Exercise inputs:
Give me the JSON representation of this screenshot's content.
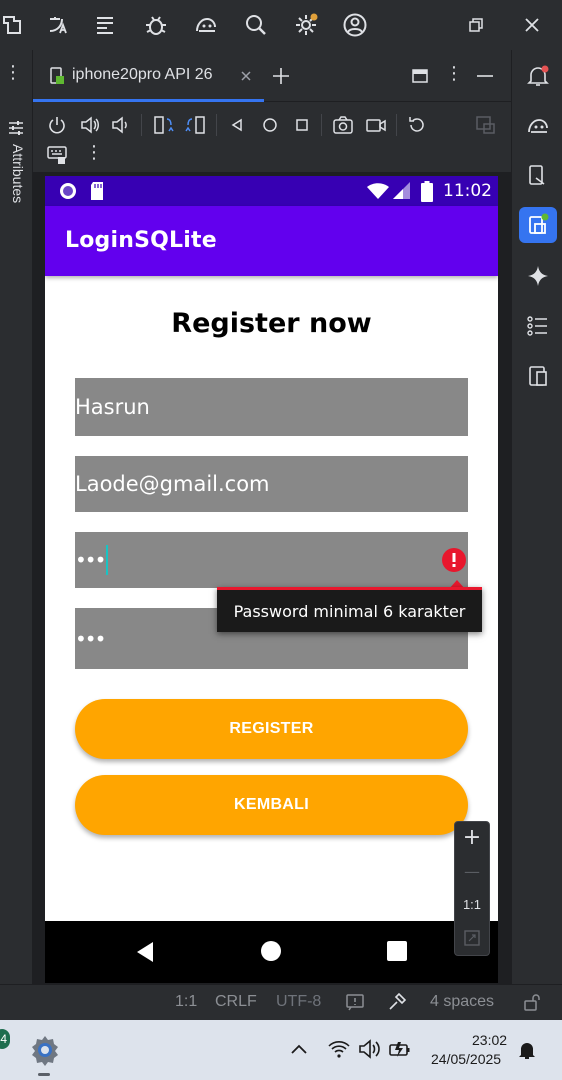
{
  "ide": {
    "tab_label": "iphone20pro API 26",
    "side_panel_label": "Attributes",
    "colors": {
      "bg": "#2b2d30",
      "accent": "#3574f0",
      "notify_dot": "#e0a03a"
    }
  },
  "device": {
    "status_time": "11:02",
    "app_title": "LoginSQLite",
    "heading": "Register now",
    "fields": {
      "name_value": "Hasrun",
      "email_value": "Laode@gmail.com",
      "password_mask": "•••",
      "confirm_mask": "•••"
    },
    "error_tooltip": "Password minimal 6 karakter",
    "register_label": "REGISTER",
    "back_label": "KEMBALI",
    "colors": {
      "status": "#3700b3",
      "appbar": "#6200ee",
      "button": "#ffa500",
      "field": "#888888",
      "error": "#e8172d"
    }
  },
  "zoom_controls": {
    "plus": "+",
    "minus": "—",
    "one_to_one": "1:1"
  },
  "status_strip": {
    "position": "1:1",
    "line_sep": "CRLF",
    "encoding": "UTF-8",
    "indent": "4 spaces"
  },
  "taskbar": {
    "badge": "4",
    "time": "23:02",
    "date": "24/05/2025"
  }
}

Your task: Print every entry exactly as written, without the pictures.

Expected answer:
Give me the JSON representation of this screenshot's content.
{
  "ide": {
    "tab_label": "iphone20pro API 26",
    "side_panel_label": "Attributes",
    "colors": {
      "bg": "#2b2d30",
      "accent": "#3574f0",
      "notify_dot": "#e0a03a"
    }
  },
  "device": {
    "status_time": "11:02",
    "app_title": "LoginSQLite",
    "heading": "Register now",
    "fields": {
      "name_value": "Hasrun",
      "email_value": "Laode@gmail.com",
      "password_mask": "•••",
      "confirm_mask": "•••"
    },
    "error_tooltip": "Password minimal 6 karakter",
    "register_label": "REGISTER",
    "back_label": "KEMBALI",
    "colors": {
      "status": "#3700b3",
      "appbar": "#6200ee",
      "button": "#ffa500",
      "field": "#888888",
      "error": "#e8172d"
    }
  },
  "zoom_controls": {
    "plus": "+",
    "minus": "—",
    "one_to_one": "1:1"
  },
  "status_strip": {
    "position": "1:1",
    "line_sep": "CRLF",
    "encoding": "UTF-8",
    "indent": "4 spaces"
  },
  "taskbar": {
    "badge": "4",
    "time": "23:02",
    "date": "24/05/2025"
  }
}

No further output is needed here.